• **TASK REQUIREMENTS**
Copy each line below in which the string "Leicester" occurs.

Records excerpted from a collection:
:::::
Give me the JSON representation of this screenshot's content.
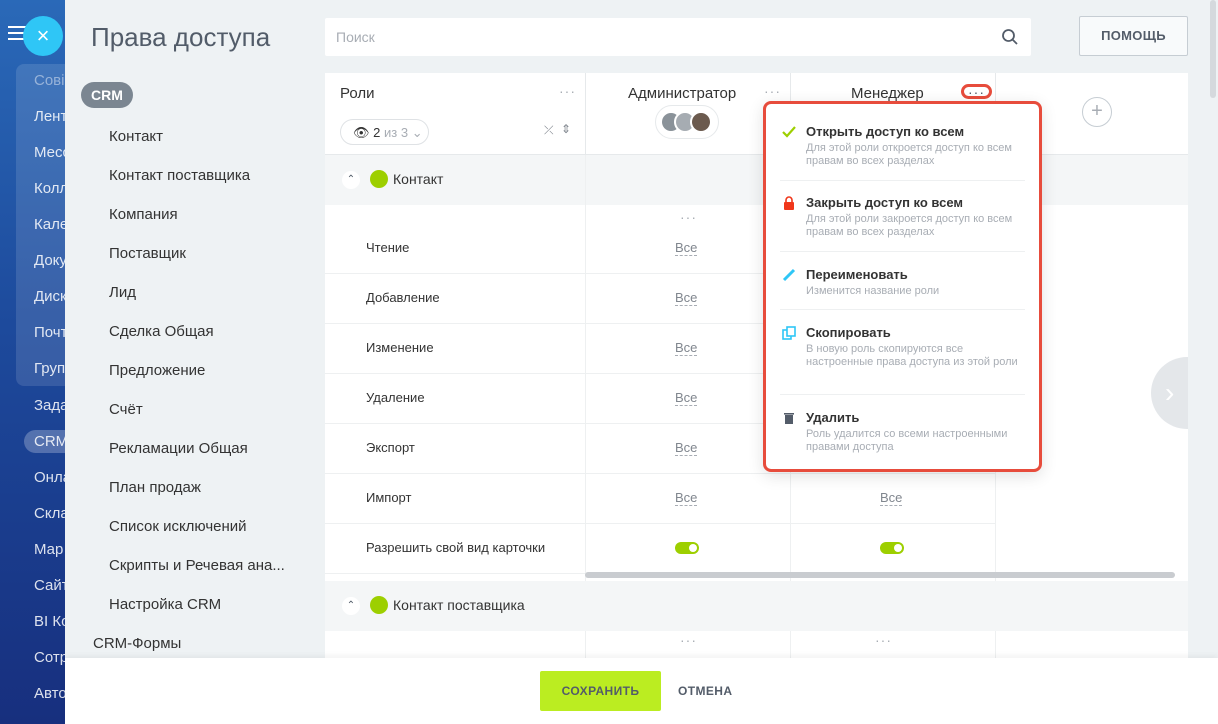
{
  "portal_menu": {
    "items": [
      "Сові",
      "Лент",
      "Месс",
      "Колл",
      "Кале",
      "Доку",
      "Диск",
      "Почт",
      "Груп",
      "Зада",
      "CRM",
      "Онла",
      "Скла",
      "Мар",
      "Сайт",
      "BI Ко",
      "Сотр",
      "Авто"
    ],
    "close_icon": "×"
  },
  "header": {
    "title": "Права доступа",
    "search_placeholder": "Поиск",
    "help_label": "ПОМОЩЬ"
  },
  "nav": {
    "badge": "CRM",
    "items": [
      "Контакт",
      "Контакт поставщика",
      "Компания",
      "Поставщик",
      "Лид",
      "Сделка Общая",
      "Предложение",
      "Счёт",
      "Рекламации Общая",
      "План продаж",
      "Список исключений",
      "Скрипты и Речевая ана...",
      "Настройка CRM"
    ],
    "bottom_item": "CRM-Формы"
  },
  "table": {
    "roles_label": "Роли",
    "roles_count": "2",
    "roles_of": "из 3",
    "roles": [
      {
        "name": "Администратор"
      },
      {
        "name": "Менеджер"
      }
    ],
    "sections": [
      {
        "label": "Контакт"
      },
      {
        "label": "Контакт поставщика"
      }
    ],
    "rows": [
      {
        "name": "Чтение",
        "admin": "Все",
        "manager": ""
      },
      {
        "name": "Добавление",
        "admin": "Все",
        "manager": ""
      },
      {
        "name": "Изменение",
        "admin": "Все",
        "manager": ""
      },
      {
        "name": "Удаление",
        "admin": "Все",
        "manager": ""
      },
      {
        "name": "Экспорт",
        "admin": "Все",
        "manager": ""
      },
      {
        "name": "Импорт",
        "admin": "Все",
        "manager": "Все"
      },
      {
        "name": "Разрешить свой вид карточки",
        "admin": "toggle-on",
        "manager": "toggle-on"
      }
    ]
  },
  "popup": {
    "items": [
      {
        "icon": "check-icon",
        "title": "Открыть доступ ко всем",
        "desc": "Для этой роли откроется доступ ко всем правам во всех разделах"
      },
      {
        "icon": "lock-icon",
        "title": "Закрыть доступ ко всем",
        "desc": "Для этой роли закроется доступ ко всем правам во всех разделах"
      },
      {
        "icon": "pencil-icon",
        "title": "Переименовать",
        "desc": "Изменится название роли"
      },
      {
        "icon": "copy-icon",
        "title": "Скопировать",
        "desc": "В новую роль скопируются все настроенные права доступа из этой роли"
      },
      {
        "icon": "trash-icon",
        "title": "Удалить",
        "desc": "Роль удалится со всеми настроенными правами доступа"
      }
    ]
  },
  "footer": {
    "save_label": "СОХРАНИТЬ",
    "cancel_label": "ОТМЕНА"
  },
  "colors": {
    "accent_green": "#bbed21",
    "toggle_green": "#9dcf00",
    "highlight_red": "#e74c3c",
    "close_blue": "#2fc6f6"
  }
}
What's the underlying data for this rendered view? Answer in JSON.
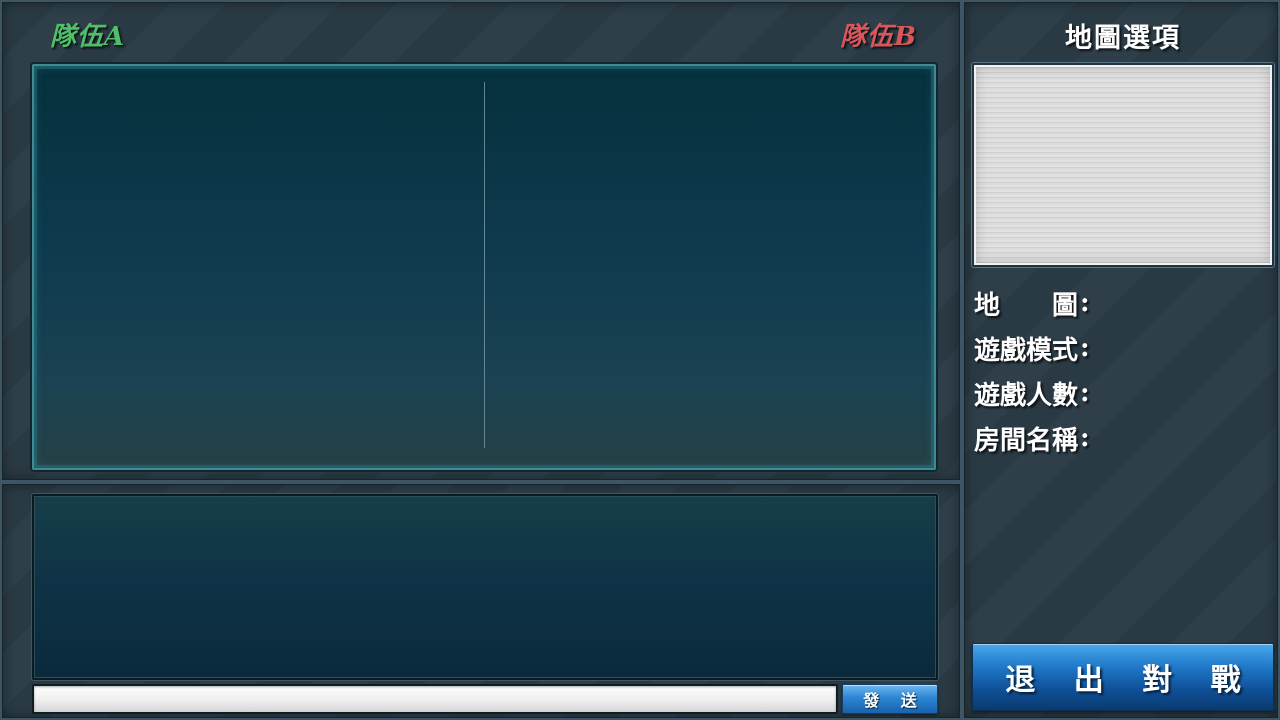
{
  "teams": {
    "team_a": {
      "title": "隊伍A",
      "color": "#4fc06a",
      "players": []
    },
    "team_b": {
      "title": "隊伍B",
      "color": "#d9575a",
      "players": []
    }
  },
  "chat": {
    "messages": [],
    "input_value": "",
    "send_label": "發 送"
  },
  "map_options": {
    "title": "地圖選項",
    "fields": {
      "map": {
        "label": "地　　圖",
        "colon": ":",
        "value": ""
      },
      "game_mode": {
        "label": "遊戲模式",
        "colon": ":",
        "value": ""
      },
      "player_count": {
        "label": "遊戲人數",
        "colon": ":",
        "value": ""
      },
      "room_name": {
        "label": "房間名稱",
        "colon": ":",
        "value": ""
      }
    },
    "exit_label": "退 出 對 戰"
  },
  "colors": {
    "accent_blue": "#1f78c8",
    "frame_teal": "#3c8c96"
  }
}
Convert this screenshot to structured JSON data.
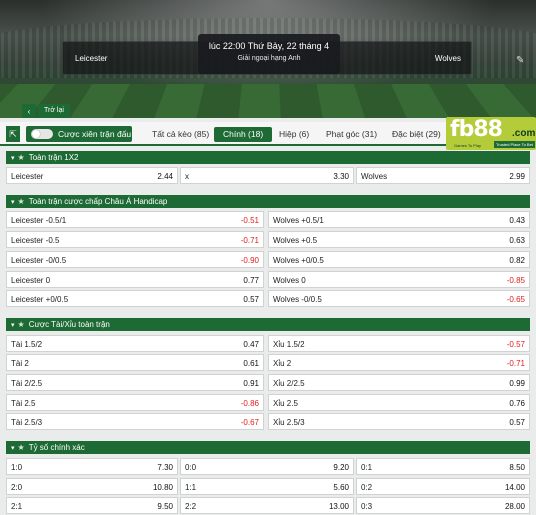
{
  "match": {
    "home": "Leicester",
    "away": "Wolves",
    "time": "lúc 22:00 Thứ Bảy, 22 tháng 4",
    "league": "Giải ngoại hạng Anh",
    "back_label": "Trở lại"
  },
  "tabs": {
    "combo_label": "Cược xiên trận đấu",
    "items": [
      "Tất cả kèo (85)",
      "Chính (18)",
      "Hiệp (6)",
      "Phạt góc (31)",
      "Đặc biệt (29)"
    ],
    "active_index": 1
  },
  "logo": {
    "fb": "fb",
    "num": "88",
    "com": ".com",
    "tag1": "Games To Play",
    "tag2": "Trusted Place To Bet"
  },
  "sections": {
    "one_x_two": {
      "title": "Toàn trận 1X2",
      "cells": [
        {
          "name": "Leicester",
          "odd": "2.44"
        },
        {
          "name": "x",
          "odd": "3.30"
        },
        {
          "name": "Wolves",
          "odd": "2.99"
        }
      ]
    },
    "handicap": {
      "title": "Toàn trận cược chấp Châu Á Handicap",
      "rows": [
        [
          {
            "name": "Leicester -0.5/1",
            "odd": "-0.51"
          },
          {
            "name": "Wolves +0.5/1",
            "odd": "0.43"
          }
        ],
        [
          {
            "name": "Leicester -0.5",
            "odd": "-0.71"
          },
          {
            "name": "Wolves +0.5",
            "odd": "0.63"
          }
        ],
        [
          {
            "name": "Leicester -0/0.5",
            "odd": "-0.90"
          },
          {
            "name": "Wolves +0/0.5",
            "odd": "0.82"
          }
        ],
        [
          {
            "name": "Leicester 0",
            "odd": "0.77"
          },
          {
            "name": "Wolves 0",
            "odd": "-0.85"
          }
        ],
        [
          {
            "name": "Leicester +0/0.5",
            "odd": "0.57"
          },
          {
            "name": "Wolves -0/0.5",
            "odd": "-0.65"
          }
        ]
      ]
    },
    "over_under": {
      "title": "Cược Tài/Xỉu toàn trận",
      "rows": [
        [
          {
            "name": "Tài 1.5/2",
            "odd": "0.47"
          },
          {
            "name": "Xỉu 1.5/2",
            "odd": "-0.57"
          }
        ],
        [
          {
            "name": "Tài 2",
            "odd": "0.61"
          },
          {
            "name": "Xỉu 2",
            "odd": "-0.71"
          }
        ],
        [
          {
            "name": "Tài 2/2.5",
            "odd": "0.91"
          },
          {
            "name": "Xỉu 2/2.5",
            "odd": "0.99"
          }
        ],
        [
          {
            "name": "Tài 2.5",
            "odd": "-0.86"
          },
          {
            "name": "Xỉu 2.5",
            "odd": "0.76"
          }
        ],
        [
          {
            "name": "Tài 2.5/3",
            "odd": "-0.67"
          },
          {
            "name": "Xỉu 2.5/3",
            "odd": "0.57"
          }
        ]
      ]
    },
    "correct_score": {
      "title": "Tỷ số chính xác",
      "rows": [
        [
          {
            "name": "1:0",
            "odd": "7.30"
          },
          {
            "name": "0:0",
            "odd": "9.20"
          },
          {
            "name": "0:1",
            "odd": "8.50"
          }
        ],
        [
          {
            "name": "2:0",
            "odd": "10.80"
          },
          {
            "name": "1:1",
            "odd": "5.60"
          },
          {
            "name": "0:2",
            "odd": "14.00"
          }
        ],
        [
          {
            "name": "2:1",
            "odd": "9.50"
          },
          {
            "name": "2:2",
            "odd": "13.00"
          },
          {
            "name": "0:3",
            "odd": "28.00"
          }
        ]
      ]
    }
  },
  "colors": {
    "brand_green": "#1d6a34",
    "negative_red": "#e02020",
    "logo_lime": "#b5cc3a"
  },
  "icons": {
    "back": "chevron-left-icon",
    "expand": "expand-collapse-icon",
    "section": "chevron-down-icon",
    "favorite": "star-icon",
    "pin": "pin-icon"
  }
}
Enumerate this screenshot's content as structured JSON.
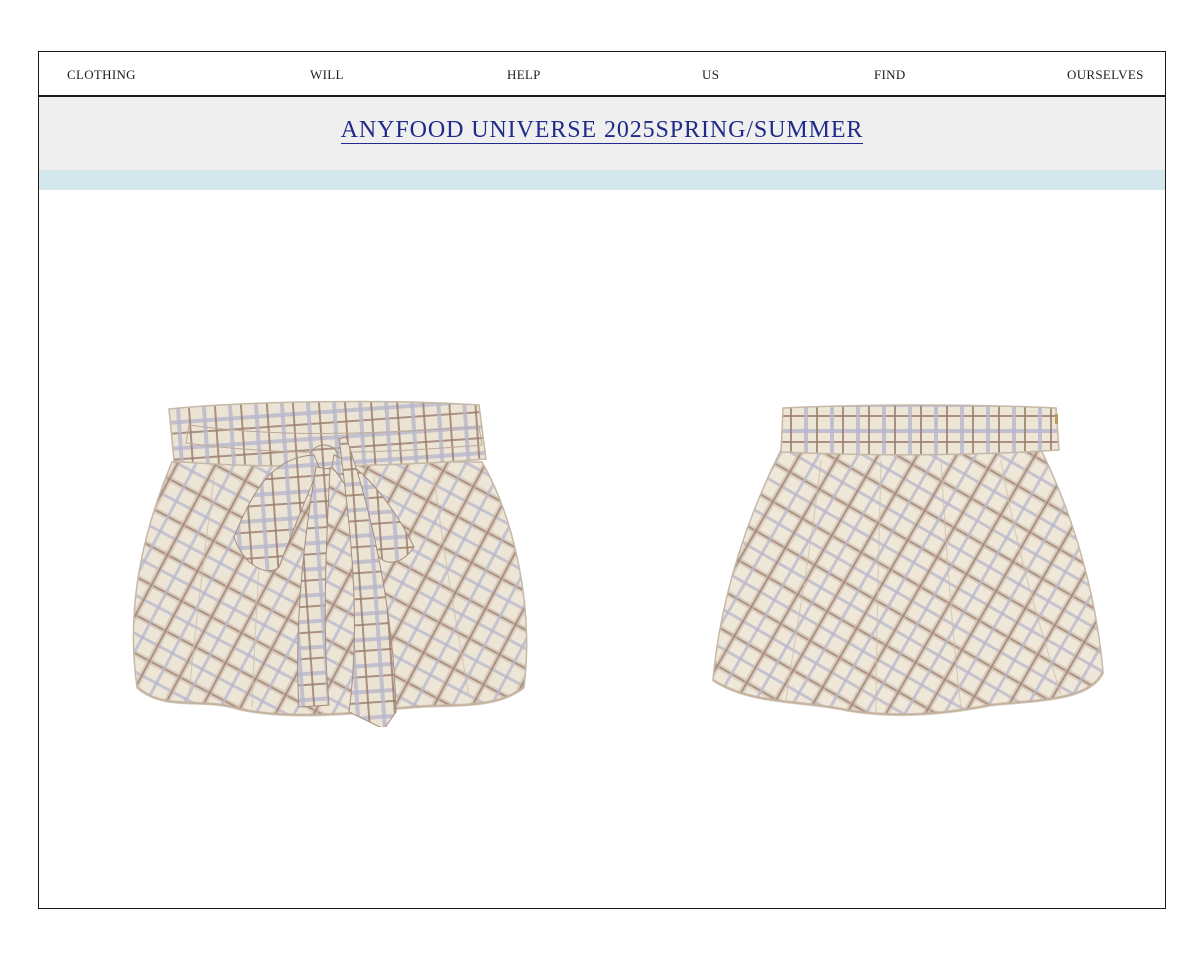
{
  "tagline": {
    "words": [
      "CLOTHING",
      "WILL",
      "HELP",
      "US",
      "FIND",
      "OURSELVES"
    ]
  },
  "banner": {
    "title": "ANYFOOD UNIVERSE 2025SPRING/SUMMER"
  },
  "colors": {
    "title": "#1f2a8a",
    "banner_bg": "#efefef",
    "accent_strip": "#d3e7ec",
    "fabric_base": "#ede6d6",
    "plaid_brown": "#9a7a6a",
    "plaid_lavender": "#b8b6cc"
  },
  "products": [
    {
      "view": "front",
      "icon": "plaid-bubble-skirt-front-with-bow"
    },
    {
      "view": "back",
      "icon": "plaid-bubble-skirt-back"
    }
  ]
}
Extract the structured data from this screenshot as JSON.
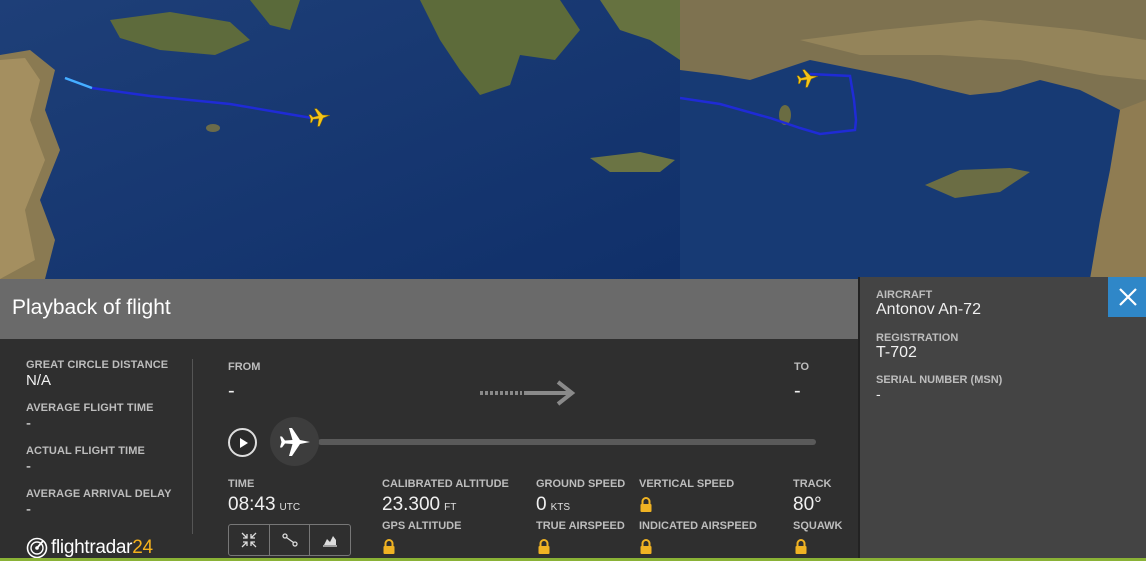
{
  "panel": {
    "title": "Playback of flight"
  },
  "stats": [
    {
      "label": "GREAT CIRCLE DISTANCE",
      "value": "N/A"
    },
    {
      "label": "AVERAGE FLIGHT TIME",
      "value": "-"
    },
    {
      "label": "ACTUAL FLIGHT TIME",
      "value": "-"
    },
    {
      "label": "AVERAGE ARRIVAL DELAY",
      "value": "-"
    }
  ],
  "route": {
    "from_label": "FROM",
    "from_value": "-",
    "to_label": "TO",
    "to_value": "-"
  },
  "telemetry": {
    "time_label": "TIME",
    "time_value": "08:43",
    "time_unit": "UTC",
    "cal_alt_label": "CALIBRATED ALTITUDE",
    "cal_alt_value": "23.300",
    "cal_alt_unit": "FT",
    "gps_alt_label": "GPS ALTITUDE",
    "ground_speed_label": "GROUND SPEED",
    "ground_speed_value": "0",
    "ground_speed_unit": "KTS",
    "true_airspeed_label": "TRUE AIRSPEED",
    "vertical_speed_label": "VERTICAL SPEED",
    "indicated_airspeed_label": "INDICATED AIRSPEED",
    "track_label": "TRACK",
    "track_value": "80°",
    "squawk_label": "SQUAWK"
  },
  "aircraft": {
    "aircraft_label": "AIRCRAFT",
    "aircraft_value": "Antonov An-72",
    "registration_label": "REGISTRATION",
    "registration_value": "T-702",
    "serial_label": "SERIAL NUMBER (MSN)",
    "serial_value": "-"
  },
  "logo": {
    "text": "flightradar",
    "number": "24"
  },
  "icons": {
    "play": "play-icon",
    "plane": "plane-icon",
    "close": "close-icon",
    "lock": "lock-icon",
    "collapse": "collapse-icon",
    "route": "route-icon",
    "graph": "graph-icon"
  },
  "colors": {
    "accent_blue": "#2f87c8",
    "flight_path": "#1f2bd6",
    "plane_yellow": "#f5c518",
    "lock_yellow": "#f0b323",
    "logo_orange": "#f5b21c"
  }
}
:::::
• **FINAL RESULT**
    "home": "Leicester",
          "name": "Leicester",
            "name": "Leicester -0.5/1",
            "name": "Leicester -0.5",
            "name": "Leicester -0/0.5",
            "name": "Leicester 0",
            "name": "Leicester +0/0.5",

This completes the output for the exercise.